::: Dataset :::

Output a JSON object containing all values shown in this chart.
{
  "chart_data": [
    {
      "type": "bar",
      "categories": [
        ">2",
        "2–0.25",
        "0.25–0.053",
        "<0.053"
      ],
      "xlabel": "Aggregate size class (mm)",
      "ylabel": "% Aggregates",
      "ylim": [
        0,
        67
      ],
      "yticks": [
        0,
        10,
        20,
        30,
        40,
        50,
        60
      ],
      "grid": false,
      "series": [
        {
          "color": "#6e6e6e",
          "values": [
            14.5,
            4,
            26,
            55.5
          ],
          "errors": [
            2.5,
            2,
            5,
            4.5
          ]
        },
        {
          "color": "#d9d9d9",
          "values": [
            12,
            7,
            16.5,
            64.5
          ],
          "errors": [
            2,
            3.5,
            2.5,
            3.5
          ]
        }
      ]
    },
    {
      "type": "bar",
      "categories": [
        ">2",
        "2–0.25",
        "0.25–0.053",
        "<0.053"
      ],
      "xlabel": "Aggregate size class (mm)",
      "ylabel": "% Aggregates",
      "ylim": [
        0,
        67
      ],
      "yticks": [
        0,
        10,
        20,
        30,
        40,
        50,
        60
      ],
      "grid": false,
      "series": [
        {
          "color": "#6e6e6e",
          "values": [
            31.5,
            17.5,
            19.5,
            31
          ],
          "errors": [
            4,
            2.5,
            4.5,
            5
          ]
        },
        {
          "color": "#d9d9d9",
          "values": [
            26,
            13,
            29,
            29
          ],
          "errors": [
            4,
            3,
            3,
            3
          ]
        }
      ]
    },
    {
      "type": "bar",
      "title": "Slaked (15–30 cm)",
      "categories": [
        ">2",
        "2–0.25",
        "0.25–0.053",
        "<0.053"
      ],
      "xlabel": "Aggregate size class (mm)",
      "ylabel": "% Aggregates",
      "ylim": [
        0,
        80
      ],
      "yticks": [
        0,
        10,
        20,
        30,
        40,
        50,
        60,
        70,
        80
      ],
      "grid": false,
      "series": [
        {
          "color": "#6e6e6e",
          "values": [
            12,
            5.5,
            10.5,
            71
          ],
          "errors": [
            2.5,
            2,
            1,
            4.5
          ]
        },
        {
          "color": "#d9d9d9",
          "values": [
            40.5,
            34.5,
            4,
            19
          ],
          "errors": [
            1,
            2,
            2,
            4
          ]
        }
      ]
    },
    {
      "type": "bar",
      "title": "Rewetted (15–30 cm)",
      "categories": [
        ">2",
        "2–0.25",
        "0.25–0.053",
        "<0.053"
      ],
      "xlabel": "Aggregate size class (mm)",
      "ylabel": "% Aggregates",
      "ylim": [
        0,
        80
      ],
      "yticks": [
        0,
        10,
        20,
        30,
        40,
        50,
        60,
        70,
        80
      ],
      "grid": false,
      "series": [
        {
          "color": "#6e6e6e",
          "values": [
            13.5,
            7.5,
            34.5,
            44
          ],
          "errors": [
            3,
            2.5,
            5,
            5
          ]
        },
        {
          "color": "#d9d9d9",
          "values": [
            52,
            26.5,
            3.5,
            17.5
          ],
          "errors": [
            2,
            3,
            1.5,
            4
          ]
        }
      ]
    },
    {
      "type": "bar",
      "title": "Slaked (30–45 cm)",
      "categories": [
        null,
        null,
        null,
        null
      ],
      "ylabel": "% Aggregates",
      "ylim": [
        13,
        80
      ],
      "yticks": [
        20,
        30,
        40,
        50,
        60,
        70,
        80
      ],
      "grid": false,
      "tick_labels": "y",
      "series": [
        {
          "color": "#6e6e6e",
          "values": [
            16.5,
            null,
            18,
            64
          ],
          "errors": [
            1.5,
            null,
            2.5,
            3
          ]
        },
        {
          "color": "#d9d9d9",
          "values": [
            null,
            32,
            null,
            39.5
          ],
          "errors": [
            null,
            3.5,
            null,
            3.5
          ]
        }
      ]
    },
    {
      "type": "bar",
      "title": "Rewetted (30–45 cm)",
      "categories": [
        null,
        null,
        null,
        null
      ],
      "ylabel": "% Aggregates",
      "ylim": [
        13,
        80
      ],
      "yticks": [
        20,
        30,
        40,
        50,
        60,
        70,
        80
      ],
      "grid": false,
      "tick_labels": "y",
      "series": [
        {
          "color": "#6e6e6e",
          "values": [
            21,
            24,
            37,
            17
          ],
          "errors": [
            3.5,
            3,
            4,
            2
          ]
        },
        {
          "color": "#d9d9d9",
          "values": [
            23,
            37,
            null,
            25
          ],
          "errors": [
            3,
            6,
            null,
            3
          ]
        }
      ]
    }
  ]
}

:::

Gather each line holding the string "Slaked".

      "title": "Slaked (15–30 cm)",
      "title": "Slaked (30–45 cm)",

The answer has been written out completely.